Records for the task>
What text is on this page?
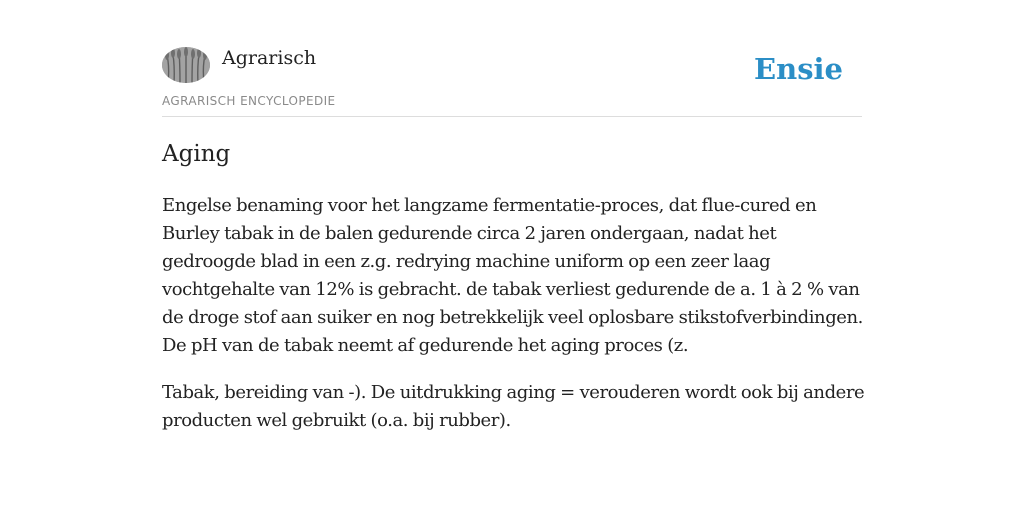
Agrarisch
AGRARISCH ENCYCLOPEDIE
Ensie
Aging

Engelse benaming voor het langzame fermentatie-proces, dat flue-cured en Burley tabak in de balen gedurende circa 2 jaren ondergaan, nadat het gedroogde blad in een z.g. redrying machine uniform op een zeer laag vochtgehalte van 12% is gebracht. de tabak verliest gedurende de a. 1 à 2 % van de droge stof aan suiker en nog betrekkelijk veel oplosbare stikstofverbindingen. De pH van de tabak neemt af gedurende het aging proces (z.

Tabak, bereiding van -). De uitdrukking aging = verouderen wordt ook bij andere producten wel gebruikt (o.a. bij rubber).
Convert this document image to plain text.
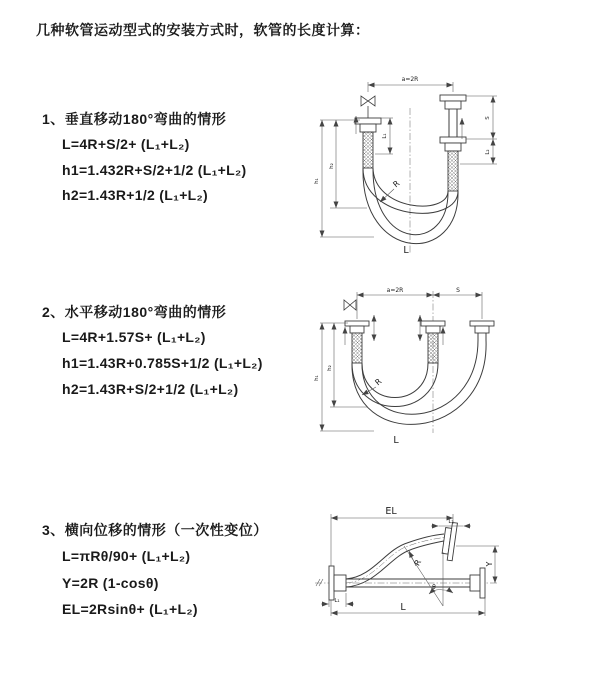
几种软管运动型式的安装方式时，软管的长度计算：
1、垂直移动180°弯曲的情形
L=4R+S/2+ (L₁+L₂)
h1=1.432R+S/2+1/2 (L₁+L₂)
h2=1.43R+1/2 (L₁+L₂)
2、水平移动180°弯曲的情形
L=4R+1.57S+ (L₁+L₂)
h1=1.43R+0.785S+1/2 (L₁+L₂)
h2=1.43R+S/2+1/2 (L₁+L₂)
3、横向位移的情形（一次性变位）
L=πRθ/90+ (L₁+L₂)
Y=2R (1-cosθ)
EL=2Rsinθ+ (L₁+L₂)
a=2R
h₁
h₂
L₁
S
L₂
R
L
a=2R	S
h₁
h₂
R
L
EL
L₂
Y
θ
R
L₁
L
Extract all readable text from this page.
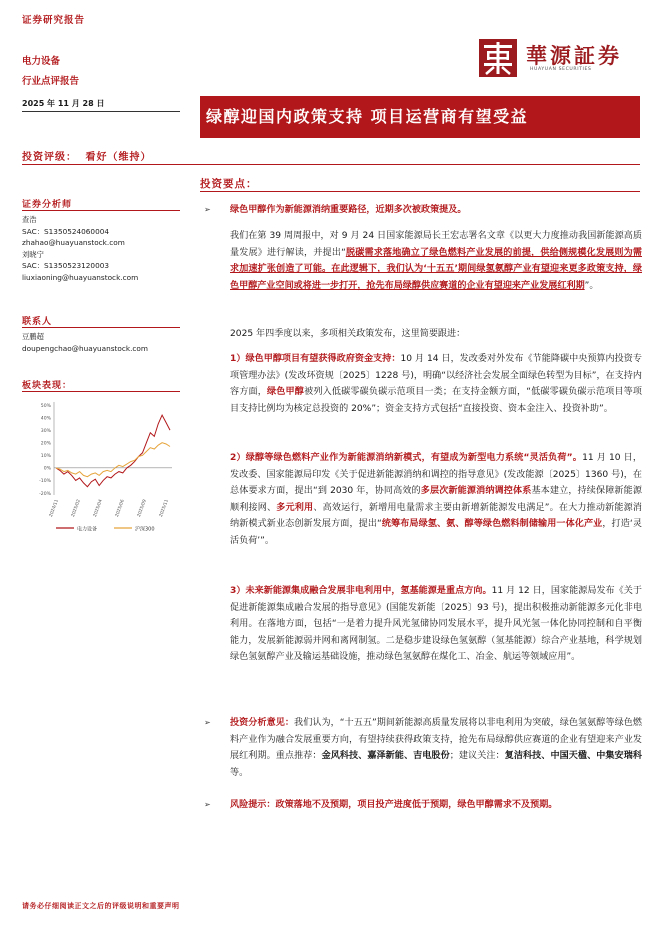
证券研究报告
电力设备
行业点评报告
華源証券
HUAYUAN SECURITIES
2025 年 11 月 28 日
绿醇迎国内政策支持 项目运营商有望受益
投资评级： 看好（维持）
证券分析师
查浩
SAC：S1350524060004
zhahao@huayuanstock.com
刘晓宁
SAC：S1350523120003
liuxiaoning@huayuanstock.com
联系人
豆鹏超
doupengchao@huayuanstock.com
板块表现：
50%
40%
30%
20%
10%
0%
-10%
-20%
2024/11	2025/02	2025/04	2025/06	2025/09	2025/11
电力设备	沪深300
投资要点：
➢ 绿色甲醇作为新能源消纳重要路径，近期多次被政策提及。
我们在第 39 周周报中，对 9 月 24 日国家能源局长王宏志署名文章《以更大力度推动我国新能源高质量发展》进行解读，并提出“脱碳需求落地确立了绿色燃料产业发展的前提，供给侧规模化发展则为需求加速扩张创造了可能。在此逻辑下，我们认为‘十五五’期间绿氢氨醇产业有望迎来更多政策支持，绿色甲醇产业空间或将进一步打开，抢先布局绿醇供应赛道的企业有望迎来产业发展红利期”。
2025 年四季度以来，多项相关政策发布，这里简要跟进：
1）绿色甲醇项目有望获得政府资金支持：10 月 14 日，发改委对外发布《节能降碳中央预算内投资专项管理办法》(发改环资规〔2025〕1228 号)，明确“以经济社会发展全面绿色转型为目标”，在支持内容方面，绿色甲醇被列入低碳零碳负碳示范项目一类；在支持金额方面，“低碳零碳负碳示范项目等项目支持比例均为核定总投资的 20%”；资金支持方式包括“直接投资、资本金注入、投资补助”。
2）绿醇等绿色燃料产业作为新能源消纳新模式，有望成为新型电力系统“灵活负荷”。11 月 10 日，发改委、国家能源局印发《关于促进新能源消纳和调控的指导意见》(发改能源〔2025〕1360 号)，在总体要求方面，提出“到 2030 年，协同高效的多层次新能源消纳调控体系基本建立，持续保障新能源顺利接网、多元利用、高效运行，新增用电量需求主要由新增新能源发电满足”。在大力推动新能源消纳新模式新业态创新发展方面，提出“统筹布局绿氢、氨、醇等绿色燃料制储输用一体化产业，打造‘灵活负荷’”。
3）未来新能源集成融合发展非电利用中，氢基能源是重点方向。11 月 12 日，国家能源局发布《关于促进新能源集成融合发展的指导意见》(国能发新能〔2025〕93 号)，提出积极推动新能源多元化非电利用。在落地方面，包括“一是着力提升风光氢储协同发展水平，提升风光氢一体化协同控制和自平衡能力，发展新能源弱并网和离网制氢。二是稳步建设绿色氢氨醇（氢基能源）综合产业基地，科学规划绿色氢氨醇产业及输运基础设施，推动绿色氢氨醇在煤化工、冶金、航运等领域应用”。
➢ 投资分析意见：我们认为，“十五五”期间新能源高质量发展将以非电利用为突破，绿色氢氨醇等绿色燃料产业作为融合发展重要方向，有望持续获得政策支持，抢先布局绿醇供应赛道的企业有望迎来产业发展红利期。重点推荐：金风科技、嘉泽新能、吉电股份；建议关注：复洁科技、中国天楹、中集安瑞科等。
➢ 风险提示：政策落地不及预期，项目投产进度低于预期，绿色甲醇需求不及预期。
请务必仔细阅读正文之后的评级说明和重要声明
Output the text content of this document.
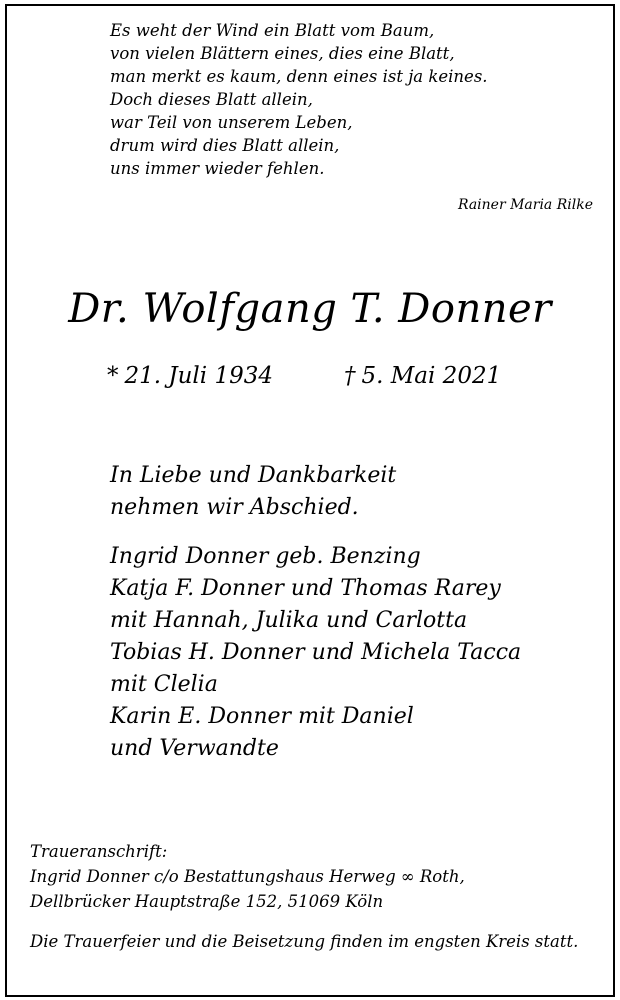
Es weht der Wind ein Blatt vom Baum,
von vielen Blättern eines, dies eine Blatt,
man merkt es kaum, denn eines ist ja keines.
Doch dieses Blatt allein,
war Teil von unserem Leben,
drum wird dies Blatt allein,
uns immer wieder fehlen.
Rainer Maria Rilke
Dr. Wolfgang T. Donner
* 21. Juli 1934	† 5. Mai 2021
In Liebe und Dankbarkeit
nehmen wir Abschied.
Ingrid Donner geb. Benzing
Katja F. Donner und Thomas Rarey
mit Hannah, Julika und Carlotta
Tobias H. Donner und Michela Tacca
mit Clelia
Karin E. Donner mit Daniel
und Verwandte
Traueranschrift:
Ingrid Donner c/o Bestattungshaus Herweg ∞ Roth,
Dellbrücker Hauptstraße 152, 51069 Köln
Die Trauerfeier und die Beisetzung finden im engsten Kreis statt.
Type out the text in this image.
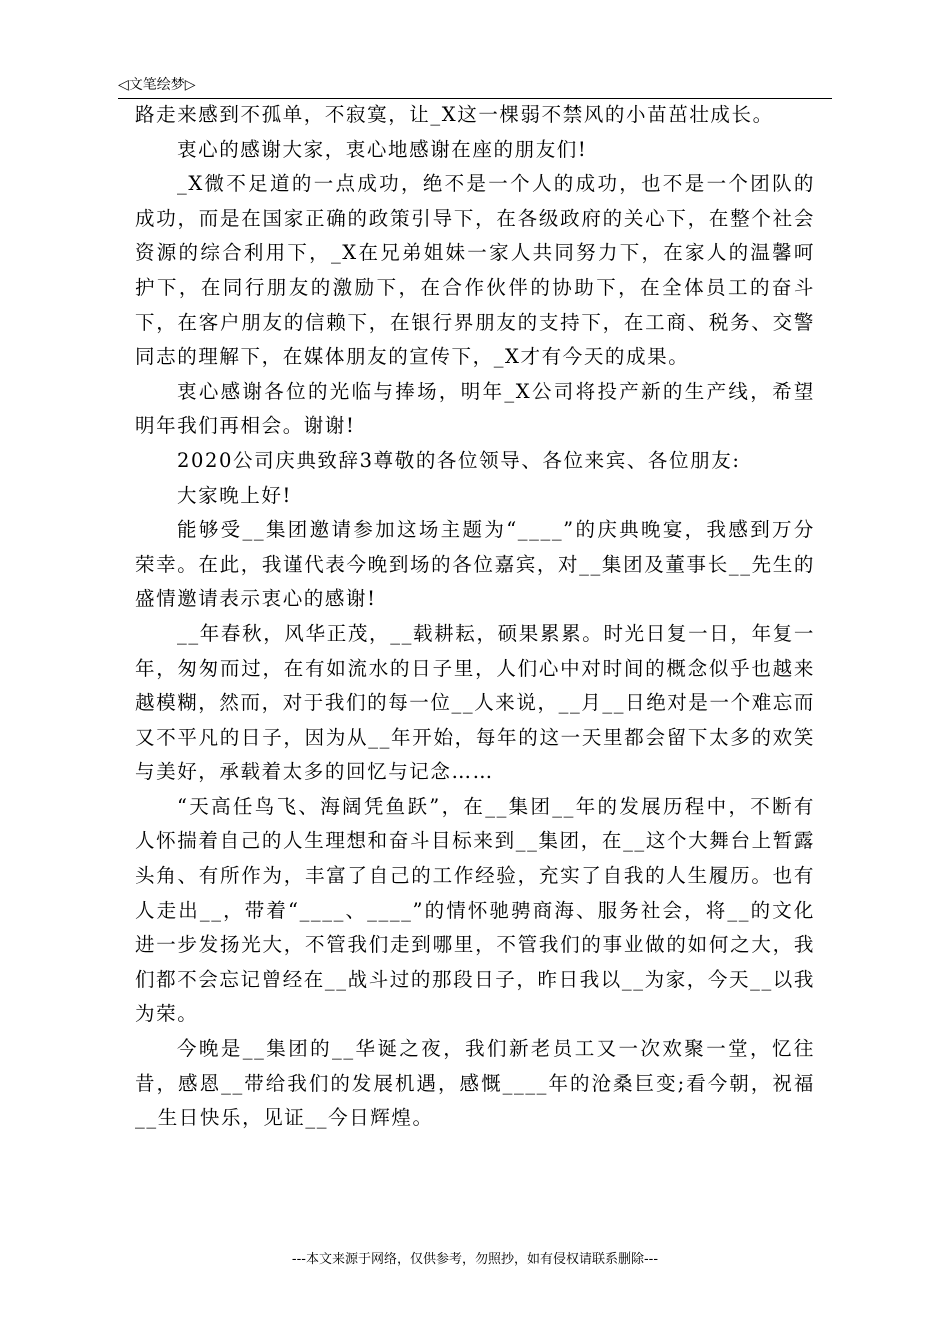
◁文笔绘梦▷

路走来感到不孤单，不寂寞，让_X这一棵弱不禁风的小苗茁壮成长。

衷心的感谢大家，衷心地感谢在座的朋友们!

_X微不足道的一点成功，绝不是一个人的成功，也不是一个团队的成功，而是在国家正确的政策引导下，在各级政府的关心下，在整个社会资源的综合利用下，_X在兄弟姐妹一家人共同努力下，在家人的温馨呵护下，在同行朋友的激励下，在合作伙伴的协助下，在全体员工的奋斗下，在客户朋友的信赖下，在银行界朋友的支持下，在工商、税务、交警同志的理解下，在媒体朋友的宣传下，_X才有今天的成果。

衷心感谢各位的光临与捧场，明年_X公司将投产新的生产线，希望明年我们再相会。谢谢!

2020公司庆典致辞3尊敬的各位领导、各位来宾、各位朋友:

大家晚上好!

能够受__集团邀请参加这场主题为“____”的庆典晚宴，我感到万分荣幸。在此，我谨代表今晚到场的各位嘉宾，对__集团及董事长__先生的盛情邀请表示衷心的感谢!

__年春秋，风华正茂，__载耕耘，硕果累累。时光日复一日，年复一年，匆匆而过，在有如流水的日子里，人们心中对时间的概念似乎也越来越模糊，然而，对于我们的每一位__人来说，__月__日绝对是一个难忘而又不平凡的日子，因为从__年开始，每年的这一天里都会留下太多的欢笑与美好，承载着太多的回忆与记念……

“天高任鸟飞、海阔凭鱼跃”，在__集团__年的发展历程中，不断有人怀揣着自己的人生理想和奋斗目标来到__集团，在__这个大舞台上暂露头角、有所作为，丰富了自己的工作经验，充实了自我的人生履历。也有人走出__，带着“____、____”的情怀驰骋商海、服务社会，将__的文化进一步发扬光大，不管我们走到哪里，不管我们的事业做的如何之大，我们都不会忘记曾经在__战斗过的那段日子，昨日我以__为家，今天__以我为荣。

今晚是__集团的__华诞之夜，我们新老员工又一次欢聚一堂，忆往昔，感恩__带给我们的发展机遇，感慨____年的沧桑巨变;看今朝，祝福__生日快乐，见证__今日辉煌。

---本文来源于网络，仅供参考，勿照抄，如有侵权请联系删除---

Task to carry out>
Every record must be copied exactly, with the pictures left out.

Written reply>
What text is on this page?
Agrarisch
AGRARISCH ENCYCLOPEDIE
Ensie
Aging

Engelse benaming voor het langzame fermentatie-proces, dat flue-cured en Burley tabak in de balen gedurende circa 2 jaren ondergaan, nadat het gedroogde blad in een z.g. redrying machine uniform op een zeer laag vochtgehalte van 12% is gebracht. de tabak verliest gedurende de a. 1 à 2 % van de droge stof aan suiker en nog betrekkelijk veel oplosbare stikstofverbindingen. De pH van de tabak neemt af gedurende het aging proces (z.

Tabak, bereiding van -). De uitdrukking aging = verouderen wordt ook bij andere producten wel gebruikt (o.a. bij rubber).
Convert this document image to plain text.
几种软管运动型式的安装方式时，软管的长度计算：
1、垂直移动180°弯曲的情形
L=4R+S/2+ (L₁+L₂)
h1=1.432R+S/2+1/2 (L₁+L₂)
h2=1.43R+1/2 (L₁+L₂)
2、水平移动180°弯曲的情形
L=4R+1.57S+ (L₁+L₂)
h1=1.43R+0.785S+1/2 (L₁+L₂)
h2=1.43R+S/2+1/2 (L₁+L₂)
3、横向位移的情形（一次性变位）
L=πRθ/90+ (L₁+L₂)
Y=2R (1-cosθ)
EL=2Rsinθ+ (L₁+L₂)
a=2R
h₁
h₂
L₁
S
L₂
R
L
a=2R	S
h₁
h₂
R
L
EL
L₂
Y
θ
R
L₁
L
Extract all readable text from this page.
证券研究报告
电力设备
行业点评报告
華源証券
HUAYUAN SECURITIES
2025 年 11 月 28 日
绿醇迎国内政策支持 项目运营商有望受益
投资评级： 看好（维持）
证券分析师
查浩
SAC：S1350524060004
zhahao@huayuanstock.com
刘晓宁
SAC：S1350523120003
liuxiaoning@huayuanstock.com
联系人
豆鹏超
doupengchao@huayuanstock.com
板块表现：
50%
40%
30%
20%
10%
0%
-10%
-20%
2024/11	2025/02	2025/04	2025/06	2025/09	2025/11
电力设备	沪深300
投资要点：
➢ 绿色甲醇作为新能源消纳重要路径，近期多次被政策提及。
我们在第 39 周周报中，对 9 月 24 日国家能源局长王宏志署名文章《以更大力度推动我国新能源高质量发展》进行解读，并提出“脱碳需求落地确立了绿色燃料产业发展的前提，供给侧规模化发展则为需求加速扩张创造了可能。在此逻辑下，我们认为‘十五五’期间绿氢氨醇产业有望迎来更多政策支持，绿色甲醇产业空间或将进一步打开，抢先布局绿醇供应赛道的企业有望迎来产业发展红利期”。
2025 年四季度以来，多项相关政策发布，这里简要跟进：
1）绿色甲醇项目有望获得政府资金支持：10 月 14 日，发改委对外发布《节能降碳中央预算内投资专项管理办法》(发改环资规〔2025〕1228 号)，明确“以经济社会发展全面绿色转型为目标”，在支持内容方面，绿色甲醇被列入低碳零碳负碳示范项目一类；在支持金额方面，“低碳零碳负碳示范项目等项目支持比例均为核定总投资的 20%”；资金支持方式包括“直接投资、资本金注入、投资补助”。
2）绿醇等绿色燃料产业作为新能源消纳新模式，有望成为新型电力系统“灵活负荷”。11 月 10 日，发改委、国家能源局印发《关于促进新能源消纳和调控的指导意见》(发改能源〔2025〕1360 号)，在总体要求方面，提出“到 2030 年，协同高效的多层次新能源消纳调控体系基本建立，持续保障新能源顺利接网、多元利用、高效运行，新增用电量需求主要由新增新能源发电满足”。在大力推动新能源消纳新模式新业态创新发展方面，提出“统筹布局绿氢、氨、醇等绿色燃料制储输用一体化产业，打造‘灵活负荷’”。
3）未来新能源集成融合发展非电利用中，氢基能源是重点方向。11 月 12 日，国家能源局发布《关于促进新能源集成融合发展的指导意见》(国能发新能〔2025〕93 号)，提出积极推动新能源多元化非电利用。在落地方面，包括“一是着力提升风光氢储协同发展水平，提升风光氢一体化协同控制和自平衡能力，发展新能源弱并网和离网制氢。二是稳步建设绿色氢氨醇（氢基能源）综合产业基地，科学规划绿色氢氨醇产业及输运基础设施，推动绿色氢氨醇在煤化工、冶金、航运等领域应用”。
➢ 投资分析意见：我们认为，“十五五”期间新能源高质量发展将以非电利用为突破，绿色氢氨醇等绿色燃料产业作为融合发展重要方向，有望持续获得政策支持，抢先布局绿醇供应赛道的企业有望迎来产业发展红利期。重点推荐：金风科技、嘉泽新能、吉电股份；建议关注：复洁科技、中国天楹、中集安瑞科等。
➢ 风险提示：政策落地不及预期，项目投产进度低于预期，绿色甲醇需求不及预期。
请务必仔细阅读正文之后的评级说明和重要声明
Output the text content of this document.
Es weht der Wind ein Blatt vom Baum,
von vielen Blättern eines, dies eine Blatt,
man merkt es kaum, denn eines ist ja keines.
Doch dieses Blatt allein,
war Teil von unserem Leben,
drum wird dies Blatt allein,
uns immer wieder fehlen.
Rainer Maria Rilke
Dr. Wolfgang T. Donner
* 21. Juli 1934	† 5. Mai 2021
In Liebe und Dankbarkeit
nehmen wir Abschied.
Ingrid Donner geb. Benzing
Katja F. Donner und Thomas Rarey
mit Hannah, Julika und Carlotta
Tobias H. Donner und Michela Tacca
mit Clelia
Karin E. Donner mit Daniel
und Verwandte
Traueranschrift:
Ingrid Donner c/o Bestattungshaus Herweg ∞ Roth,
Dellbrücker Hauptstraße 152, 51069 Köln
Die Trauerfeier und die Beisetzung finden im engsten Kreis statt.
Type out the text in this image.
◁文笔绘梦▷

路走来感到不孤单，不寂寞，让_X这一棵弱不禁风的小苗茁壮成长。

衷心的感谢大家，衷心地感谢在座的朋友们!

_X微不足道的一点成功，绝不是一个人的成功，也不是一个团队的成功，而是在国家正确的政策引导下，在各级政府的关心下，在整个社会资源的综合利用下，_X在兄弟姐妹一家人共同努力下，在家人的温馨呵护下，在同行朋友的激励下，在合作伙伴的协助下，在全体员工的奋斗下，在客户朋友的信赖下，在银行界朋友的支持下，在工商、税务、交警同志的理解下，在媒体朋友的宣传下，_X才有今天的成果。

衷心感谢各位的光临与捧场，明年_X公司将投产新的生产线，希望明年我们再相会。谢谢!

2020公司庆典致辞3尊敬的各位领导、各位来宾、各位朋友:

大家晚上好!

能够受__集团邀请参加这场主题为“____”的庆典晚宴，我感到万分荣幸。在此，我谨代表今晚到场的各位嘉宾，对__集团及董事长__先生的盛情邀请表示衷心的感谢!

__年春秋，风华正茂，__载耕耘，硕果累累。时光日复一日，年复一年，匆匆而过，在有如流水的日子里，人们心中对时间的概念似乎也越来越模糊，然而，对于我们的每一位__人来说，__月__日绝对是一个难忘而又不平凡的日子，因为从__年开始，每年的这一天里都会留下太多的欢笑与美好，承载着太多的回忆与记念……

“天高任鸟飞、海阔凭鱼跃”，在__集团__年的发展历程中，不断有人怀揣着自己的人生理想和奋斗目标来到__集团，在__这个大舞台上暂露头角、有所作为，丰富了自己的工作经验，充实了自我的人生履历。也有人走出__，带着“____、____”的情怀驰骋商海、服务社会，将__的文化进一步发扬光大，不管我们走到哪里，不管我们的事业做的如何之大，我们都不会忘记曾经在__战斗过的那段日子，昨日我以__为家，今天__以我为荣。

今晚是__集团的__华诞之夜，我们新老员工又一次欢聚一堂，忆往昔，感恩__带给我们的发展机遇，感慨____年的沧桑巨变;看今朝，祝福__生日快乐，见证__今日辉煌。

---本文来源于网络，仅供参考，勿照抄，如有侵权请联系删除---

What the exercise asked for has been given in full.